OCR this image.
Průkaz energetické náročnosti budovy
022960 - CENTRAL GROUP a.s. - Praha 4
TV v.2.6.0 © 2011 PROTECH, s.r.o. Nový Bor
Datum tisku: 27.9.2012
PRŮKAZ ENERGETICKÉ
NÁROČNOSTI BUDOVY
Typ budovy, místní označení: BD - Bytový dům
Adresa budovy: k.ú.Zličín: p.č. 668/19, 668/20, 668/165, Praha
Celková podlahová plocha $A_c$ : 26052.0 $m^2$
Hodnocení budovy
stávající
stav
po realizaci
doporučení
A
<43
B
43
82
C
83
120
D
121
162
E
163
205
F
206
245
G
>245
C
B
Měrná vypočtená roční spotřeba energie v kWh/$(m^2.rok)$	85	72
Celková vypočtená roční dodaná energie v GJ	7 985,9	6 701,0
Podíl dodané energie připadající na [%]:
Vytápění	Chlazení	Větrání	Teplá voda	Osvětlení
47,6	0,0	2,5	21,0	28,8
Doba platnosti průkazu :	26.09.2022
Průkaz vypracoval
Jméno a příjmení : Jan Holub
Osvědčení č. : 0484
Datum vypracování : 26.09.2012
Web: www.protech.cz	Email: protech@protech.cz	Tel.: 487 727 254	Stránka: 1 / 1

= = =

### To be done
Within the listing above, find every line containing the string "Celková" and return it.

### Solution for this problem
Celková podlahová plocha $A_c$ : 26052.0 $m^2$
Celková vypočtená roční dodaná energie v GJ	7 985,9	6 701,0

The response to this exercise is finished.